### Aim
Give the number of lines in the listing that hold the word "TradeNavigator". Write nothing but that number.

----

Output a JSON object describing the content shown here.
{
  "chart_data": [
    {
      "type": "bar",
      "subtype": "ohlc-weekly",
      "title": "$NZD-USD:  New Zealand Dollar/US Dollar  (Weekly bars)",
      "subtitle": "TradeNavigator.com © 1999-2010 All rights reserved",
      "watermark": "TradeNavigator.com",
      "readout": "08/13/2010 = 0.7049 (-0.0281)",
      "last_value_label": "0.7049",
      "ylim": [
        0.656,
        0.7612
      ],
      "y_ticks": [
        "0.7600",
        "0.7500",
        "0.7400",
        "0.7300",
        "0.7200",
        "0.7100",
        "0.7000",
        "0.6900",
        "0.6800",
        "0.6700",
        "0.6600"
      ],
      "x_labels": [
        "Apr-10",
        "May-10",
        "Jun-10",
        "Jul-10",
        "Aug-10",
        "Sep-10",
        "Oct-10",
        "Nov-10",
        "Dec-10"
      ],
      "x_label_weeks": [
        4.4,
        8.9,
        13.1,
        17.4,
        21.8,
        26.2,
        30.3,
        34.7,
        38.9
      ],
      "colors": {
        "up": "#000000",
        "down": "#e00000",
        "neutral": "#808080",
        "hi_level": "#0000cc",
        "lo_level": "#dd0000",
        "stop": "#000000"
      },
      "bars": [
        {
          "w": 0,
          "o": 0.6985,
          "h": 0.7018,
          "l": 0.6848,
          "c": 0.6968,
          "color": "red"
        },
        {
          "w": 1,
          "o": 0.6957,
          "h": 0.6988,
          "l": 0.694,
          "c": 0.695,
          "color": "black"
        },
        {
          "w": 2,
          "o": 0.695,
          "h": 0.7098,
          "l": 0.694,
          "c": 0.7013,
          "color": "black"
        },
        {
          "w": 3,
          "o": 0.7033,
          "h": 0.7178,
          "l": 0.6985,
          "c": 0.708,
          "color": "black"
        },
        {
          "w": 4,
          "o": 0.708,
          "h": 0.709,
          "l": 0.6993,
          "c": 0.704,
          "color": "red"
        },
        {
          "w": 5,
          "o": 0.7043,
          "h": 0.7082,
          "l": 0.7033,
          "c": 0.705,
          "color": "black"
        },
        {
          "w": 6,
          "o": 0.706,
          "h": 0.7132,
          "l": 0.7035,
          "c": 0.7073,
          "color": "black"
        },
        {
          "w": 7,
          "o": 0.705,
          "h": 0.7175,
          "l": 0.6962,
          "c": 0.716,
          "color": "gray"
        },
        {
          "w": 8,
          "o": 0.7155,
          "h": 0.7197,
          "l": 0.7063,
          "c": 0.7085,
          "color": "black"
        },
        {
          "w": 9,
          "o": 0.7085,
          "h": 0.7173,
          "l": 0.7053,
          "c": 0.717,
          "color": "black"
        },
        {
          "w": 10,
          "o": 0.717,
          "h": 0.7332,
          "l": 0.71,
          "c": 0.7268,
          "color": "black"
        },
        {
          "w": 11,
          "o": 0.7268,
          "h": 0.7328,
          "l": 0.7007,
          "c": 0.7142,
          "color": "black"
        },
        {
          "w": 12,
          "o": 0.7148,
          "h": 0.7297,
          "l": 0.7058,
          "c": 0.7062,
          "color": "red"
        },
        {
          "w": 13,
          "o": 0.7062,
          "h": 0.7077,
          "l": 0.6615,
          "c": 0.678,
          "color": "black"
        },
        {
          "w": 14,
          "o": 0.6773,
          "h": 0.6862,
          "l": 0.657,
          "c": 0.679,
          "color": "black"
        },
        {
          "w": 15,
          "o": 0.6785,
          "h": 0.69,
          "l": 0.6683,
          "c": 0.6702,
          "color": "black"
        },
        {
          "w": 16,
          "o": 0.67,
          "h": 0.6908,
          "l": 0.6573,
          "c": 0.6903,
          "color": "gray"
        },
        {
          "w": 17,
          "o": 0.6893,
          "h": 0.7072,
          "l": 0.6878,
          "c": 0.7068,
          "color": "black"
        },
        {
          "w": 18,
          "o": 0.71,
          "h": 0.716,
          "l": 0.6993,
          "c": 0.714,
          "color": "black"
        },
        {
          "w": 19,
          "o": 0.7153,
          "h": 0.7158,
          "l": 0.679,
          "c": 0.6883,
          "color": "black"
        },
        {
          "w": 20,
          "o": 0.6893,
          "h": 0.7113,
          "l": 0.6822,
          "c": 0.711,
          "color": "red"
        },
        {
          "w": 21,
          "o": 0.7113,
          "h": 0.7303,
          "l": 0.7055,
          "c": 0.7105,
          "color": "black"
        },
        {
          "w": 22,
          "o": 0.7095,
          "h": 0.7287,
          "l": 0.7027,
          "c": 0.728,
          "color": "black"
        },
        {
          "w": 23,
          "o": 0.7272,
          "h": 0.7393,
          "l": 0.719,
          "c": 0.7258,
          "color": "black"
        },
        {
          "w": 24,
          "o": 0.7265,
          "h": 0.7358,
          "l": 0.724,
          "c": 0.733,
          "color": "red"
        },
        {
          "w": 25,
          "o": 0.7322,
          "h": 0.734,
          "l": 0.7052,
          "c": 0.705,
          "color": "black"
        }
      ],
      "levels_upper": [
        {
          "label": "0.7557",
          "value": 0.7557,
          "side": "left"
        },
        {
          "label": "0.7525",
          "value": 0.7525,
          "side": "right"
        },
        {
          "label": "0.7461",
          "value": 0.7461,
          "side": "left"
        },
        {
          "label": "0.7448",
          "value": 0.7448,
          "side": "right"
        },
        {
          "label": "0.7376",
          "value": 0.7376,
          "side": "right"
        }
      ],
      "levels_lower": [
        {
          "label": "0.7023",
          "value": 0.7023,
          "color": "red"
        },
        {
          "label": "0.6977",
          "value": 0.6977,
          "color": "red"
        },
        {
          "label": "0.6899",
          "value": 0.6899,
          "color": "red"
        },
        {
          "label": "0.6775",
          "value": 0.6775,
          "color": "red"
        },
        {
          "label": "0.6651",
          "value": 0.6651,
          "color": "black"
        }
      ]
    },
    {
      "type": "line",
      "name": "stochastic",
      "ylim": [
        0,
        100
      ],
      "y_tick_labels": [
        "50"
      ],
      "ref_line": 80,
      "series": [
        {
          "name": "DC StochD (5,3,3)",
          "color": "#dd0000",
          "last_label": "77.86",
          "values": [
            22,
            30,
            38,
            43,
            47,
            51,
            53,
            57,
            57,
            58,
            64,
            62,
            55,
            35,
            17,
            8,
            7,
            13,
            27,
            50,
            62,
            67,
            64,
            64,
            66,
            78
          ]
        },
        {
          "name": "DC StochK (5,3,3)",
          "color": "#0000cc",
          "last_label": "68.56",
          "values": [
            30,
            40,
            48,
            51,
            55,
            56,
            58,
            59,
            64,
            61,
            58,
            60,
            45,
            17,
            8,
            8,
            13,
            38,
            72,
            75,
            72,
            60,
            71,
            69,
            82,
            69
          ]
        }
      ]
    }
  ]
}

----

### Exercise answer
2